__PROBLEM TO WORK ON__. Quote the full listing word for word.

[START RECORD LIST]

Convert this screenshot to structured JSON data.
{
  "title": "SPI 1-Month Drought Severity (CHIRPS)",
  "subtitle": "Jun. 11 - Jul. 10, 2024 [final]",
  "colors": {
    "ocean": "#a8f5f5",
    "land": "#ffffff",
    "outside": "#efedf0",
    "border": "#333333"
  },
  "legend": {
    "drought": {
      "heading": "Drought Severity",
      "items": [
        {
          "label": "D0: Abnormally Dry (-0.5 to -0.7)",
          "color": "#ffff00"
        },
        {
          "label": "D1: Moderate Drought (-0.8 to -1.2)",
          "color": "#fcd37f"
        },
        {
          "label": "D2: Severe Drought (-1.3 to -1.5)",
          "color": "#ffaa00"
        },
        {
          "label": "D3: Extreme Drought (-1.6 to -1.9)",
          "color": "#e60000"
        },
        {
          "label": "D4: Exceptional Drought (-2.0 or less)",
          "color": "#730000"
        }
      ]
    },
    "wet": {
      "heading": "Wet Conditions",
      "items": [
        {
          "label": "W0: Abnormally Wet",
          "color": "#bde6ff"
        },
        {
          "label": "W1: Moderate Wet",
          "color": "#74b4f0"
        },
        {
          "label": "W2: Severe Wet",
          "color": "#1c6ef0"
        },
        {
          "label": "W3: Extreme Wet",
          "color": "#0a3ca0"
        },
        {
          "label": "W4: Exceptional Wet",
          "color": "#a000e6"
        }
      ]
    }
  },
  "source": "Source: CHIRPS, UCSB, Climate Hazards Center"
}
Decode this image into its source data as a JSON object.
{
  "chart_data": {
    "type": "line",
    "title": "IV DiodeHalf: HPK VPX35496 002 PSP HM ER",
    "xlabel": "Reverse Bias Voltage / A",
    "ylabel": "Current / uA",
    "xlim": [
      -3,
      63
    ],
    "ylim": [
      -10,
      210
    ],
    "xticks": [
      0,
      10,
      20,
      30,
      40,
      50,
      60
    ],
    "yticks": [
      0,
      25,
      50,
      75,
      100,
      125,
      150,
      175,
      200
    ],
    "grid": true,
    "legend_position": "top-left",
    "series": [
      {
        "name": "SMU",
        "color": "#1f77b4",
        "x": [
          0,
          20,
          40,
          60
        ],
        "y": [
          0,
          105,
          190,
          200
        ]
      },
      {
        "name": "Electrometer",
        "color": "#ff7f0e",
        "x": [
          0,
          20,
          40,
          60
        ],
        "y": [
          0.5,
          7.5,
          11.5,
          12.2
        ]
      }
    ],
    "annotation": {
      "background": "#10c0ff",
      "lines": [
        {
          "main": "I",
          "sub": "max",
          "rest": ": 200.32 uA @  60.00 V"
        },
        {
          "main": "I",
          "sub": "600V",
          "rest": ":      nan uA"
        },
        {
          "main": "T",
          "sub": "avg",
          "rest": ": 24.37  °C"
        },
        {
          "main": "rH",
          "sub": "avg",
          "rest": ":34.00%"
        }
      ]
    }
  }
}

[END RECORD LIST]

__OUTPUT OF THE TASK__.
Convert this screenshot to structured JSON data.
{
  "title": "SPI 1-Month Drought Severity (CHIRPS)",
  "subtitle": "Jun. 11 - Jul. 10, 2024 [final]",
  "colors": {
    "ocean": "#a8f5f5",
    "land": "#ffffff",
    "outside": "#efedf0",
    "border": "#333333"
  },
  "legend": {
    "drought": {
      "heading": "Drought Severity",
      "items": [
        {
          "label": "D0: Abnormally Dry (-0.5 to -0.7)",
          "color": "#ffff00"
        },
        {
          "label": "D1: Moderate Drought (-0.8 to -1.2)",
          "color": "#fcd37f"
        },
        {
          "label": "D2: Severe Drought (-1.3 to -1.5)",
          "color": "#ffaa00"
        },
        {
          "label": "D3: Extreme Drought (-1.6 to -1.9)",
          "color": "#e60000"
        },
        {
          "label": "D4: Exceptional Drought (-2.0 or less)",
          "color": "#730000"
        }
      ]
    },
    "wet": {
      "heading": "Wet Conditions",
      "items": [
        {
          "label": "W0: Abnormally Wet",
          "color": "#bde6ff"
        },
        {
          "label": "W1: Moderate Wet",
          "color": "#74b4f0"
        },
        {
          "label": "W2: Severe Wet",
          "color": "#1c6ef0"
        },
        {
          "label": "W3: Extreme Wet",
          "color": "#0a3ca0"
        },
        {
          "label": "W4: Exceptional Wet",
          "color": "#a000e6"
        }
      ]
    }
  },
  "source": "Source: CHIRPS, UCSB, Climate Hazards Center"
}
Decode this image into its source data as a JSON object.
{
  "chart_data": {
    "type": "line",
    "title": "IV DiodeHalf: HPK VPX35496 002 PSP HM ER",
    "xlabel": "Reverse Bias Voltage / A",
    "ylabel": "Current / uA",
    "xlim": [
      -3,
      63
    ],
    "ylim": [
      -10,
      210
    ],
    "xticks": [
      0,
      10,
      20,
      30,
      40,
      50,
      60
    ],
    "yticks": [
      0,
      25,
      50,
      75,
      100,
      125,
      150,
      175,
      200
    ],
    "grid": true,
    "legend_position": "top-left",
    "series": [
      {
        "name": "SMU",
        "color": "#1f77b4",
        "x": [
          0,
          20,
          40,
          60
        ],
        "y": [
          0,
          105,
          190,
          200
        ]
      },
      {
        "name": "Electrometer",
        "color": "#ff7f0e",
        "x": [
          0,
          20,
          40,
          60
        ],
        "y": [
          0.5,
          7.5,
          11.5,
          12.2
        ]
      }
    ],
    "annotation": {
      "background": "#10c0ff",
      "lines": [
        {
          "main": "I",
          "sub": "max",
          "rest": ": 200.32 uA @  60.00 V"
        },
        {
          "main": "I",
          "sub": "600V",
          "rest": ":      nan uA"
        },
        {
          "main": "T",
          "sub": "avg",
          "rest": ": 24.37  °C"
        },
        {
          "main": "rH",
          "sub": "avg",
          "rest": ":34.00%"
        }
      ]
    }
  }
}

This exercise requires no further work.